<<<<

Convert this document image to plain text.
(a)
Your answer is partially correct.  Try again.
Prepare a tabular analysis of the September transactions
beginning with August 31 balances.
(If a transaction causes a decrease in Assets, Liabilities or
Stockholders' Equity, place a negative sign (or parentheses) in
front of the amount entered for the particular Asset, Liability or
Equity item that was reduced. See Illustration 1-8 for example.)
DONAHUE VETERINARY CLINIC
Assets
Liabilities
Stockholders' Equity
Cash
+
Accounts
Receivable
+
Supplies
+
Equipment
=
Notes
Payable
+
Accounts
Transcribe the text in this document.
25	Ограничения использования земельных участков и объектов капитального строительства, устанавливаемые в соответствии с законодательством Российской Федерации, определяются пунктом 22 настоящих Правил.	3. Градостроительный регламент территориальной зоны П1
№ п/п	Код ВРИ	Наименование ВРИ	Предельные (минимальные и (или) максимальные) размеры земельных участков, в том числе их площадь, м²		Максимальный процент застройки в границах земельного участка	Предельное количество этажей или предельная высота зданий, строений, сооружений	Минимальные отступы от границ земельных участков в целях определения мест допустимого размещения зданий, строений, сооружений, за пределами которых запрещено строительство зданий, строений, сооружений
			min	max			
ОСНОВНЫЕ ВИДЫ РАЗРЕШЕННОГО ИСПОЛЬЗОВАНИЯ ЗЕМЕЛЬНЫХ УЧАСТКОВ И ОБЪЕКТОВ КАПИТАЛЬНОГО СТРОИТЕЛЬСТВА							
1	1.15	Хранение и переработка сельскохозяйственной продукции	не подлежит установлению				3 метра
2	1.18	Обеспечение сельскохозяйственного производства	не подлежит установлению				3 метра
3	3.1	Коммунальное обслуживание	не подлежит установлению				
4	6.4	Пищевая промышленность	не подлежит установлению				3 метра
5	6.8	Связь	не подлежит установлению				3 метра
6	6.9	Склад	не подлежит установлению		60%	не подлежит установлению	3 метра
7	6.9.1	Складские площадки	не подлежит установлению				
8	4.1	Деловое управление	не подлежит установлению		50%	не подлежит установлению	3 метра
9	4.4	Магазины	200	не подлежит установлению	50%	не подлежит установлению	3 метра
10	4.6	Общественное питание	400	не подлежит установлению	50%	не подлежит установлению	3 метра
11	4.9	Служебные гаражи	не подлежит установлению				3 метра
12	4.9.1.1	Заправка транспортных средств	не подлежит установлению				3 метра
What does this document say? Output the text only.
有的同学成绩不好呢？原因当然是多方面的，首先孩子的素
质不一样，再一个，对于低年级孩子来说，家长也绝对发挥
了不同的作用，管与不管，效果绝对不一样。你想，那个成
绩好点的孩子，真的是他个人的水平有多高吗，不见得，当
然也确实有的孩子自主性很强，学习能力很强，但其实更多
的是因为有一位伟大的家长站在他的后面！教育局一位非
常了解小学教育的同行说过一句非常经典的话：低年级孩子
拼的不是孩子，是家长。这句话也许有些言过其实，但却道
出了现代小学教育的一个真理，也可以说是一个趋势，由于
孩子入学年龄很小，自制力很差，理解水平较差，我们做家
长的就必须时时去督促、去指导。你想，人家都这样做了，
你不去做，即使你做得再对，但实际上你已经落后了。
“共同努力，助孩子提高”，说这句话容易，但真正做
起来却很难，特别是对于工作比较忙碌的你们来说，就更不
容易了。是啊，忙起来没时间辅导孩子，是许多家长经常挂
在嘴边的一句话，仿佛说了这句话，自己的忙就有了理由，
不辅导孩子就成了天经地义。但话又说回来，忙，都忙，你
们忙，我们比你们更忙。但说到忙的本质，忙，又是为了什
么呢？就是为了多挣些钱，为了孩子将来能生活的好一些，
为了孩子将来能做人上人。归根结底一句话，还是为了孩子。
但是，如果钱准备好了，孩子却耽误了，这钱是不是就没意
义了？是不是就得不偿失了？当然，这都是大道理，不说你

>>>>

— WRITTEN REQUEST —
Output the lines from the line containing "What does this" to the end, both included; add nothing.

— SOLUTION TO THE PROBLEM —
What does this document say? Output the text only.
有的同学成绩不好呢？原因当然是多方面的，首先孩子的素
质不一样，再一个，对于低年级孩子来说，家长也绝对发挥
了不同的作用，管与不管，效果绝对不一样。你想，那个成
绩好点的孩子，真的是他个人的水平有多高吗，不见得，当
然也确实有的孩子自主性很强，学习能力很强，但其实更多
的是因为有一位伟大的家长站在他的后面！教育局一位非
常了解小学教育的同行说过一句非常经典的话：低年级孩子
拼的不是孩子，是家长。这句话也许有些言过其实，但却道
出了现代小学教育的一个真理，也可以说是一个趋势，由于
孩子入学年龄很小，自制力很差，理解水平较差，我们做家
长的就必须时时去督促、去指导。你想，人家都这样做了，
你不去做，即使你做得再对，但实际上你已经落后了。
“共同努力，助孩子提高”，说这句话容易，但真正做
起来却很难，特别是对于工作比较忙碌的你们来说，就更不
容易了。是啊，忙起来没时间辅导孩子，是许多家长经常挂
在嘴边的一句话，仿佛说了这句话，自己的忙就有了理由，
不辅导孩子就成了天经地义。但话又说回来，忙，都忙，你
们忙，我们比你们更忙。但说到忙的本质，忙，又是为了什
么呢？就是为了多挣些钱，为了孩子将来能生活的好一些，
为了孩子将来能做人上人。归根结底一句话，还是为了孩子。
但是，如果钱准备好了，孩子却耽误了，这钱是不是就没意
义了？是不是就得不偿失了？当然，这都是大道理，不说你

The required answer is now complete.